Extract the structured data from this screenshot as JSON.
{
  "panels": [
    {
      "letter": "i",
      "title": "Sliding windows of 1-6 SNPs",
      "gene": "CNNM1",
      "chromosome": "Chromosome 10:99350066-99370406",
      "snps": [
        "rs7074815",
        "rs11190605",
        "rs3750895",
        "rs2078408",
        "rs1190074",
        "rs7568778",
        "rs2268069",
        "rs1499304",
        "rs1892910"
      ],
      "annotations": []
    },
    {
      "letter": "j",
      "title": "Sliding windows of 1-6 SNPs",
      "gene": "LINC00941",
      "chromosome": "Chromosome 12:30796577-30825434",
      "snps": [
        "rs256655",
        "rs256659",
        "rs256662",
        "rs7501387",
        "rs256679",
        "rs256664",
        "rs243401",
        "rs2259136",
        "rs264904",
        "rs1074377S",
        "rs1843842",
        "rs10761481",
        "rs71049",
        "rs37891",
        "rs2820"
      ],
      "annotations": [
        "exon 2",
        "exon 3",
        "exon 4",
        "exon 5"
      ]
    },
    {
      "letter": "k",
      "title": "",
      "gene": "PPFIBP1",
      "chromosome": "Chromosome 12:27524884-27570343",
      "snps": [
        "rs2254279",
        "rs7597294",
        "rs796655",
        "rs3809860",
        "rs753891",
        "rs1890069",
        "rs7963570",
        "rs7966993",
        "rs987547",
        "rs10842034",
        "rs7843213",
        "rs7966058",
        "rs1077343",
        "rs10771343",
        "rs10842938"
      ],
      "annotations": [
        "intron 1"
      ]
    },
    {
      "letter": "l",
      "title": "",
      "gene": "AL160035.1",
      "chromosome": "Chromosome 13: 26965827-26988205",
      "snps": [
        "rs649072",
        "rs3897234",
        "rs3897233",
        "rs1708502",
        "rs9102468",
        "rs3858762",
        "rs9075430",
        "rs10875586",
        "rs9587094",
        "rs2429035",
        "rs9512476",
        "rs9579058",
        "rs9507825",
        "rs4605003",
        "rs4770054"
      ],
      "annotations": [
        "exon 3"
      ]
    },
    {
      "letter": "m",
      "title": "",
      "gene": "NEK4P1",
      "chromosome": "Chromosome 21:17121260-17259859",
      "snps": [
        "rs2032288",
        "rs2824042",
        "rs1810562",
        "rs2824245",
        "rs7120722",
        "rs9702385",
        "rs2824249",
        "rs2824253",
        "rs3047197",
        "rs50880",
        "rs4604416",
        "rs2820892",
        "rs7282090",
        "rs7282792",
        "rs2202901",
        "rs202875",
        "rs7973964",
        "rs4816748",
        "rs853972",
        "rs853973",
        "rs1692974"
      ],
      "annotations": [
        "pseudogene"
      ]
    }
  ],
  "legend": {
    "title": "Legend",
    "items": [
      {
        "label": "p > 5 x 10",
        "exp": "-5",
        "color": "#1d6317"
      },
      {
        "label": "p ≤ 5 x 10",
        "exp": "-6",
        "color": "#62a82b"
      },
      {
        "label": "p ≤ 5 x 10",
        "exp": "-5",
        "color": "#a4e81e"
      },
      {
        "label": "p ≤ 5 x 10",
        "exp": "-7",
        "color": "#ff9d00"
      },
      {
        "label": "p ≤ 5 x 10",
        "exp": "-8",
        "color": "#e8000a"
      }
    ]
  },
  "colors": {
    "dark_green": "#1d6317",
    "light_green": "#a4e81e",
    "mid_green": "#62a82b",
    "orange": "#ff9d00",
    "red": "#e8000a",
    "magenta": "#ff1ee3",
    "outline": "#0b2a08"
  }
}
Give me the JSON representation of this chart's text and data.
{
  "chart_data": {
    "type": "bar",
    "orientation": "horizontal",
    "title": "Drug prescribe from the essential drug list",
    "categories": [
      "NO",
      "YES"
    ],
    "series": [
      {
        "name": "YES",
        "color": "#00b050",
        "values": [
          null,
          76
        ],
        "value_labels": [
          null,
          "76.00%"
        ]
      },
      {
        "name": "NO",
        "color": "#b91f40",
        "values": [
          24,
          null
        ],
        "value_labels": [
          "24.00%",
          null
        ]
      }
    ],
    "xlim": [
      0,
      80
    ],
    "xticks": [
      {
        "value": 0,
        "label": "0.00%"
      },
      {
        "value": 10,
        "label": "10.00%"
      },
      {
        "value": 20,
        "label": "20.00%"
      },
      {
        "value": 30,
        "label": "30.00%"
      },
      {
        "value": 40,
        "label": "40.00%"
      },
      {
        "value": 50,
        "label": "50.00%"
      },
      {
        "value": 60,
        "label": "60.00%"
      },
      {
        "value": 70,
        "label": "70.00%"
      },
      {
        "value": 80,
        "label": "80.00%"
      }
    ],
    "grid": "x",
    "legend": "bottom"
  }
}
══════════════════════════════
Return from the data every line that holds "letter".

      "letter": "i",
      "letter": "j",
      "letter": "k",
      "letter": "l",
      "letter": "m",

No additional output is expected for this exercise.